__To be done__: Single out each line with the word "Pozostałe" and copy it.

......

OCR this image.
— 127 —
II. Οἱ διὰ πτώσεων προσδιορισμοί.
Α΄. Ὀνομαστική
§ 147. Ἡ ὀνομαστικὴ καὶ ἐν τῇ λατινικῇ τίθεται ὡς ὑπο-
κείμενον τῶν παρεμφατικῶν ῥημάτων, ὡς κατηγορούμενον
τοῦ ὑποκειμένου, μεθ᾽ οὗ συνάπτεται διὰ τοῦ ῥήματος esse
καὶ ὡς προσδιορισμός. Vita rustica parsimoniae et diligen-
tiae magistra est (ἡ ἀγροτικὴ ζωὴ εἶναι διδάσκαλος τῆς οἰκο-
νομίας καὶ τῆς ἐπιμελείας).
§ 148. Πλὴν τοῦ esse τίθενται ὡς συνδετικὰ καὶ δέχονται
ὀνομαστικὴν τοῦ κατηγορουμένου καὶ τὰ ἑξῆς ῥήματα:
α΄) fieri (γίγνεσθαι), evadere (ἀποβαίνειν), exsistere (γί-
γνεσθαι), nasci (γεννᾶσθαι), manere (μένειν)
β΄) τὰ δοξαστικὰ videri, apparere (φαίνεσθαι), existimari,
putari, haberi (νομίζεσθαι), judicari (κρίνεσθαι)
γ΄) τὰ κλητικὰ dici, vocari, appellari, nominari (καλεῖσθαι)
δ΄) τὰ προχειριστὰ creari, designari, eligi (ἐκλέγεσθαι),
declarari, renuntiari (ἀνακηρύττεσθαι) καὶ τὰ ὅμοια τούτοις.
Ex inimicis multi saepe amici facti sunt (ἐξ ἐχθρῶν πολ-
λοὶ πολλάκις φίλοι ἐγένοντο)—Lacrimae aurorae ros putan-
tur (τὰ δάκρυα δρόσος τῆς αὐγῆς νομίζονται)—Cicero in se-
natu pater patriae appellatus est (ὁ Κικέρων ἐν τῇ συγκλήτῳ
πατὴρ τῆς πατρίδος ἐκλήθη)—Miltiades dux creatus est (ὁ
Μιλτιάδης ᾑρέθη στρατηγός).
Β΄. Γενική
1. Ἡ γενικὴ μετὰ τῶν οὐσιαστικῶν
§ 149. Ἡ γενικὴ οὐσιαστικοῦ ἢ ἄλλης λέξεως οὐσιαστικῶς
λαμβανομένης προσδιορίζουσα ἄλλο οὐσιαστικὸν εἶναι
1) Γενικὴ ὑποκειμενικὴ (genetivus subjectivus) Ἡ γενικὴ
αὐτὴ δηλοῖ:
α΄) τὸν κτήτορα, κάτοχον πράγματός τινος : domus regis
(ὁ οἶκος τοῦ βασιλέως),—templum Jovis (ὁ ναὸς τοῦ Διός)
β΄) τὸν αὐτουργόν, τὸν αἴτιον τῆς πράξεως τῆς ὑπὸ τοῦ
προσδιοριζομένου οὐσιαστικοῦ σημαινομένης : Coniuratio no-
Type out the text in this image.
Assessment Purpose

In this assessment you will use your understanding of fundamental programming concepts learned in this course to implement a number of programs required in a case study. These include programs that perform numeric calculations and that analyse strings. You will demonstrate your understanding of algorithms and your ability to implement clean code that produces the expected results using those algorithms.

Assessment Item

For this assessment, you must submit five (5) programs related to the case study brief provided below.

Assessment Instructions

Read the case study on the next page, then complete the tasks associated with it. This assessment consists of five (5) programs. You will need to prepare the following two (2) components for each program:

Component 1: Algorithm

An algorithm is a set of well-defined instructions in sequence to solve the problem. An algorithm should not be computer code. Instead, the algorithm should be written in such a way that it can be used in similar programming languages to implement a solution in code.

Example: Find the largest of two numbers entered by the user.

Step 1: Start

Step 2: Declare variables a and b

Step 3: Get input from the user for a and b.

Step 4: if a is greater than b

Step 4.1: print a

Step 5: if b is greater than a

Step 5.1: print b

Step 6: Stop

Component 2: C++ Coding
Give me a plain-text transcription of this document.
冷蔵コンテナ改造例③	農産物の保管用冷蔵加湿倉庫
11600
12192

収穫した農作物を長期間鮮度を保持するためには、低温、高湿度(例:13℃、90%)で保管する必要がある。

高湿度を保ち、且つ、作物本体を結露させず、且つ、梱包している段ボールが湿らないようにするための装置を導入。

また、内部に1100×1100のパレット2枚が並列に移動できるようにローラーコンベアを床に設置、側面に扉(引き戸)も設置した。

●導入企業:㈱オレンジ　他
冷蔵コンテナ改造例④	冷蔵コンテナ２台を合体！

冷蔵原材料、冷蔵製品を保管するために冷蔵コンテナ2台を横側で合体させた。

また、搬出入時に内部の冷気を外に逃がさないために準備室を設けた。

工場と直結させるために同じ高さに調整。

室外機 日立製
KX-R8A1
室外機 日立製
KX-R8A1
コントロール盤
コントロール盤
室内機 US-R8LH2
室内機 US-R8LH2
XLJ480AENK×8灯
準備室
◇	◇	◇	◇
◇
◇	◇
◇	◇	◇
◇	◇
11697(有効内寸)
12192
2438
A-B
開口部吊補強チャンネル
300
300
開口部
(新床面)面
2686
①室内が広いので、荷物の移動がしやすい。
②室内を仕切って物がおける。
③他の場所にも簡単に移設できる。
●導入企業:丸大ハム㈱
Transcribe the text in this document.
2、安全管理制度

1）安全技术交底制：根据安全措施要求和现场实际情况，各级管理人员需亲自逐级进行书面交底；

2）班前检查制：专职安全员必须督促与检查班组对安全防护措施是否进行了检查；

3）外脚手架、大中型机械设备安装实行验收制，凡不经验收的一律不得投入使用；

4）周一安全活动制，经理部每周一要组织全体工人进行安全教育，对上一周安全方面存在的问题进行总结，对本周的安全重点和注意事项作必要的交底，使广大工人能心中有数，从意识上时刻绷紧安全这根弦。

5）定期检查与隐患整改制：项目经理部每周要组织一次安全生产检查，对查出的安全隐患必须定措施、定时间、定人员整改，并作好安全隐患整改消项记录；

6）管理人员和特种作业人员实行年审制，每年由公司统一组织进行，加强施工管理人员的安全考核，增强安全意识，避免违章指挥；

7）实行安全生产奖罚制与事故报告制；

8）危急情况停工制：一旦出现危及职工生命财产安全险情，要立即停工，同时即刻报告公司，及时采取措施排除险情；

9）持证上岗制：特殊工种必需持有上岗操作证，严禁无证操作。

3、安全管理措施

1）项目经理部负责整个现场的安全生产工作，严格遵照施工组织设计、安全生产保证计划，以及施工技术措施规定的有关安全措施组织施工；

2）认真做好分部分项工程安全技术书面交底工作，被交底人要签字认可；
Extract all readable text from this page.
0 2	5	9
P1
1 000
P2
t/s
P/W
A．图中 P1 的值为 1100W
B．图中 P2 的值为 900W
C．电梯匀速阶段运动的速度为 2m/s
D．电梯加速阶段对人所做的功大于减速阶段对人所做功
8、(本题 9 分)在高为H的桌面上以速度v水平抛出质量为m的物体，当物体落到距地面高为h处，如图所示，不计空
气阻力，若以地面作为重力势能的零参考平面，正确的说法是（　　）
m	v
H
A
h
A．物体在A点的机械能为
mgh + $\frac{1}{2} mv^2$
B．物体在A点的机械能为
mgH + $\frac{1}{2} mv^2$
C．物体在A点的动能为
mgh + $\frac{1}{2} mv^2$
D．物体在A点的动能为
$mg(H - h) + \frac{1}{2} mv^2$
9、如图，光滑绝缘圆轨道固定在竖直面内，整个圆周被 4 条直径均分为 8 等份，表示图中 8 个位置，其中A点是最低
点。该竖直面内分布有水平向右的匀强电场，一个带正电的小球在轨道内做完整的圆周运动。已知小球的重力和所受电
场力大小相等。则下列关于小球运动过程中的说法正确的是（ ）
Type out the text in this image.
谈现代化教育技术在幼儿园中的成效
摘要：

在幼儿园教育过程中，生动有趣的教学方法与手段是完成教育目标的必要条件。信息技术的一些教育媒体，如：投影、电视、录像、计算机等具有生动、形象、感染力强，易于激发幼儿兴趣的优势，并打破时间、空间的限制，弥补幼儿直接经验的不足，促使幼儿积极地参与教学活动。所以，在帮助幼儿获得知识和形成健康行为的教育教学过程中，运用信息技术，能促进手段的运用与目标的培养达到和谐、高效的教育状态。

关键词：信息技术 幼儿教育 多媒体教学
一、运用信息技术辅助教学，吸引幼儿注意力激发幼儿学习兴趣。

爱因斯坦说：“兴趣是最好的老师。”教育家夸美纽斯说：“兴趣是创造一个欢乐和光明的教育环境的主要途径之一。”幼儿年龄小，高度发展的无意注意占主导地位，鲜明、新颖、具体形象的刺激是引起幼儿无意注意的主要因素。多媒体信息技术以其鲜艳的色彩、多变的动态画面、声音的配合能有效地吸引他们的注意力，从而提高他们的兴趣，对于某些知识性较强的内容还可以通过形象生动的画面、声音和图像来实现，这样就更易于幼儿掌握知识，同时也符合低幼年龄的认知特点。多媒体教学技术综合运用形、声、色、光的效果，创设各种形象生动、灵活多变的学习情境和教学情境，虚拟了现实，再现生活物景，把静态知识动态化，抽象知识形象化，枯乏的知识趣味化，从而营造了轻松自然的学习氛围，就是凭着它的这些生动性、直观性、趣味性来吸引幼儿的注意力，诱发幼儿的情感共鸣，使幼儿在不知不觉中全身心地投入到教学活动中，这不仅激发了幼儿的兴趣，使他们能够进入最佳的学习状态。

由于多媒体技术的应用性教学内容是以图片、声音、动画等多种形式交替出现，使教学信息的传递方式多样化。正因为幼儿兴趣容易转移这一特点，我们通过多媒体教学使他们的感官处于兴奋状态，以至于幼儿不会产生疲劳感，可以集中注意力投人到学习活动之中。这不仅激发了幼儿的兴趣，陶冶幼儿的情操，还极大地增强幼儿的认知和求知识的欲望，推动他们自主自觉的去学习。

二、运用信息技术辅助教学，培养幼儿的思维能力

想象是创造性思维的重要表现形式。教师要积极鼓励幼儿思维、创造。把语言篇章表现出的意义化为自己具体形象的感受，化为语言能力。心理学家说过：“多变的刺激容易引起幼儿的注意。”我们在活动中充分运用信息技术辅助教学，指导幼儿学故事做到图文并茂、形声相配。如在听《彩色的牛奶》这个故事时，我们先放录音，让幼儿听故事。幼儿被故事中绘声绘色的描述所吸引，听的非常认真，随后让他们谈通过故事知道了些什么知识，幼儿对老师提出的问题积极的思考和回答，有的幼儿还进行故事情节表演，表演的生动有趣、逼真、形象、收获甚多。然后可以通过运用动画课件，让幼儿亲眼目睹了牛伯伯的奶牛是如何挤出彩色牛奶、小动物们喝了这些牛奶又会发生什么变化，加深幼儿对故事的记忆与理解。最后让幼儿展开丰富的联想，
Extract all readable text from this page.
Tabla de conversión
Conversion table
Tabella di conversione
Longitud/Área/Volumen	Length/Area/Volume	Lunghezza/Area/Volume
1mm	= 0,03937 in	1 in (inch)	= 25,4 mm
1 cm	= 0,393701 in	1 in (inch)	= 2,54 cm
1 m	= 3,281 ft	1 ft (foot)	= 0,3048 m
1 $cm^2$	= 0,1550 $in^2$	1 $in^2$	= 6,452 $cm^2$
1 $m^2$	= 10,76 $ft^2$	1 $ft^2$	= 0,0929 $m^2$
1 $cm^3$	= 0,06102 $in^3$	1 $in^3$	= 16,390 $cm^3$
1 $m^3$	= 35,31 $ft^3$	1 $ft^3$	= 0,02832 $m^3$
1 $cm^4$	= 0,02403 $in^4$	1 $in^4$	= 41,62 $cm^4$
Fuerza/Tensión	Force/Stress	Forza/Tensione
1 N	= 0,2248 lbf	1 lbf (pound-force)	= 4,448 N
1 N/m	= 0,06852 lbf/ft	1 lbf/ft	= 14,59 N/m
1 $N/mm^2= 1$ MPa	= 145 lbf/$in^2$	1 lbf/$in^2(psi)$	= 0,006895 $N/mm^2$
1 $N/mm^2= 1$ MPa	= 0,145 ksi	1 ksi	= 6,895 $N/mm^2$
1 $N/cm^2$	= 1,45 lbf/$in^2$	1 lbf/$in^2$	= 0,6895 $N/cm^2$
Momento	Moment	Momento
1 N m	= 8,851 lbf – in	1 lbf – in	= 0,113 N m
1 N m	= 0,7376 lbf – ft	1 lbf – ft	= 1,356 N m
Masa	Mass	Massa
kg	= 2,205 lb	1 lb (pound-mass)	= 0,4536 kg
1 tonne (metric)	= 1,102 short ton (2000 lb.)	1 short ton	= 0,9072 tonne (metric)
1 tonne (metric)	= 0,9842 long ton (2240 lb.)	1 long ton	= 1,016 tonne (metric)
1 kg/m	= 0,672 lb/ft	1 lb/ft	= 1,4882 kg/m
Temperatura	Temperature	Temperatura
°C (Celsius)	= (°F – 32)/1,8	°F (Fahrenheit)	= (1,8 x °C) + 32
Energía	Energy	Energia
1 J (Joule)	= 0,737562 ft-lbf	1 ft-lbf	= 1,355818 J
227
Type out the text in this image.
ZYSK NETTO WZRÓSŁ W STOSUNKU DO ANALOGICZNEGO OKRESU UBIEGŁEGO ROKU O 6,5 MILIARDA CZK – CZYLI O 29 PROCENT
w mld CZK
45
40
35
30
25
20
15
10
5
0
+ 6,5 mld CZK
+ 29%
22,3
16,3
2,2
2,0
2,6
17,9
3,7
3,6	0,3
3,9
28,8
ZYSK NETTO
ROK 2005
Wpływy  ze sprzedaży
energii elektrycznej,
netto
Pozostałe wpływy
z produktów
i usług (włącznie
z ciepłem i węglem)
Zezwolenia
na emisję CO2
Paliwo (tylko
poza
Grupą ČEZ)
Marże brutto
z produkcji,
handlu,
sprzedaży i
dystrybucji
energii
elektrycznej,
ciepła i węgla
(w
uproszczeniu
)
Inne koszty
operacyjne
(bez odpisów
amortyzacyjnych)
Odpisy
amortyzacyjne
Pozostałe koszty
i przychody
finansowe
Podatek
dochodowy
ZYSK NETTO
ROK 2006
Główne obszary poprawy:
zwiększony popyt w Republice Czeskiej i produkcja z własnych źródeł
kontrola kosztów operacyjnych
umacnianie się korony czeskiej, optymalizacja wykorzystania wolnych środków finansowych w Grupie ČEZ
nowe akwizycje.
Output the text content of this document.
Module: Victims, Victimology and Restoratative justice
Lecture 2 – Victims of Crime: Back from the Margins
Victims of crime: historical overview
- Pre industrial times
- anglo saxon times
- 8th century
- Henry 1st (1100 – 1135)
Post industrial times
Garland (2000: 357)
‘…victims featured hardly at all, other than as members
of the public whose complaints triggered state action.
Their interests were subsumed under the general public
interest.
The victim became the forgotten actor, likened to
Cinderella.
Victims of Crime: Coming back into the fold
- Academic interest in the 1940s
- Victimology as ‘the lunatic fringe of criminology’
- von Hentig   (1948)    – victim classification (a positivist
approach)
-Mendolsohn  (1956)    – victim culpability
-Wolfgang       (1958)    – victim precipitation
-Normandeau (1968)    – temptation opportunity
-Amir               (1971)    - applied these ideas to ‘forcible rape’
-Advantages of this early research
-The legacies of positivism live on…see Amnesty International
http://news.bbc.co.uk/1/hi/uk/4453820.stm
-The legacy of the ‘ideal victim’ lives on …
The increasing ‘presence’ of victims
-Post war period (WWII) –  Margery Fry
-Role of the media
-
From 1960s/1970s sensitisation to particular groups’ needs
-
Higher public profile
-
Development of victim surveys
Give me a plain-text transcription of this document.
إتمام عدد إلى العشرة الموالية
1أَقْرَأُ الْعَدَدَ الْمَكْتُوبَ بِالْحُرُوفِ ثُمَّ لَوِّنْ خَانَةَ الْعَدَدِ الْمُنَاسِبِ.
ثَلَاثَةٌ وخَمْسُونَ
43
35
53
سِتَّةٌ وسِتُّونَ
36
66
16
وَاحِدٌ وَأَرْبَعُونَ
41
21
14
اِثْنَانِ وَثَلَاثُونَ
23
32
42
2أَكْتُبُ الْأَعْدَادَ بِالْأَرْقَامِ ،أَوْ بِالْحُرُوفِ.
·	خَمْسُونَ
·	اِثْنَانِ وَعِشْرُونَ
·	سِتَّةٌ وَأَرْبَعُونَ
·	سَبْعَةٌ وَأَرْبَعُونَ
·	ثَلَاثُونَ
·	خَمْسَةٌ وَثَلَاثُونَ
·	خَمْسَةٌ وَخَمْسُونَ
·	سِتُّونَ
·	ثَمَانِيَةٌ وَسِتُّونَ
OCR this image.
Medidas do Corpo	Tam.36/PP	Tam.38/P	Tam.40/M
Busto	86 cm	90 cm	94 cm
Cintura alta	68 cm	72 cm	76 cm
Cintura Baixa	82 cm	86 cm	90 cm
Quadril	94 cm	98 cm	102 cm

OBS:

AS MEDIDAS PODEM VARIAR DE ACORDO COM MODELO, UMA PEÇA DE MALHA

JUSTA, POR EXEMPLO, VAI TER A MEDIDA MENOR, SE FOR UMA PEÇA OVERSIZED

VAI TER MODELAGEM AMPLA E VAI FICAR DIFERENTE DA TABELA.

......

__Response to the task__:
Pozostałe wpływy
Pozostałe koszty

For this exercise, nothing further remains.